> Direction
Will you quote all of the entries, word for word?

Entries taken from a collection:

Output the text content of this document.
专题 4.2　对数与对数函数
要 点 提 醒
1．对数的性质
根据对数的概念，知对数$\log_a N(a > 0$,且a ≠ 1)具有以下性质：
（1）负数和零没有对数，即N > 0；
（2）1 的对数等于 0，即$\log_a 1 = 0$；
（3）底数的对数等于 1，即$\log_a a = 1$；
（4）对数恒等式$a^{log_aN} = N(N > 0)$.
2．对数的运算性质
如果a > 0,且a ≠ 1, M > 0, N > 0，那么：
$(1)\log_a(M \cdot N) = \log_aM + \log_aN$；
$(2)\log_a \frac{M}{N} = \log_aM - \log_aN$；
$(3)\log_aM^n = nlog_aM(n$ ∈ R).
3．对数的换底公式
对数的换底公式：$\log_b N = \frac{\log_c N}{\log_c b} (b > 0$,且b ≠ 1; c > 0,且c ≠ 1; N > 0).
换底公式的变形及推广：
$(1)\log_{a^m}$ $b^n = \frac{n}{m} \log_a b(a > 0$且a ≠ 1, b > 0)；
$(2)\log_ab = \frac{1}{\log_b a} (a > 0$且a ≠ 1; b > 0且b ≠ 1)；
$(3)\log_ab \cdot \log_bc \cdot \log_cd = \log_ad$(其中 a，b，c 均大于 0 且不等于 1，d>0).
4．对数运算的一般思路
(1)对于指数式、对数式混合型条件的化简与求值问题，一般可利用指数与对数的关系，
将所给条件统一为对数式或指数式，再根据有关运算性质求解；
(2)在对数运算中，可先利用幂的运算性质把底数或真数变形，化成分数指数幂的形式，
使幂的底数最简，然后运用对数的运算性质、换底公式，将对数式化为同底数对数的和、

> Output of the task
Output the text content of this document.
专题 4.2　对数与对数函数
要 点 提 醒
1．对数的性质
根据对数的概念，知对数$\log_a N(a > 0$,且a ≠ 1)具有以下性质：
（1）负数和零没有对数，即N > 0；
（2）1 的对数等于 0，即$\log_a 1 = 0$；
（3）底数的对数等于 1，即$\log_a a = 1$；
（4）对数恒等式$a^{log_aN} = N(N > 0)$.
2．对数的运算性质
如果a > 0,且a ≠ 1, M > 0, N > 0，那么：
$(1)\log_a(M \cdot N) = \log_aM + \log_aN$；
$(2)\log_a \frac{M}{N} = \log_aM - \log_aN$；
$(3)\log_aM^n = nlog_aM(n$ ∈ R).
3．对数的换底公式
对数的换底公式：$\log_b N = \frac{\log_c N}{\log_c b} (b > 0$,且b ≠ 1; c > 0,且c ≠ 1; N > 0).
换底公式的变形及推广：
$(1)\log_{a^m}$ $b^n = \frac{n}{m} \log_a b(a > 0$且a ≠ 1, b > 0)；
$(2)\log_ab = \frac{1}{\log_b a} (a > 0$且a ≠ 1; b > 0且b ≠ 1)；
$(3)\log_ab \cdot \log_bc \cdot \log_cd = \log_ad$(其中 a，b，c 均大于 0 且不等于 1，d>0).
4．对数运算的一般思路
(1)对于指数式、对数式混合型条件的化简与求值问题，一般可利用指数与对数的关系，
将所给条件统一为对数式或指数式，再根据有关运算性质求解；
(2)在对数运算中，可先利用幂的运算性质把底数或真数变形，化成分数指数幂的形式，
使幂的底数最简，然后运用对数的运算性质、换底公式，将对数式化为同底数对数的和、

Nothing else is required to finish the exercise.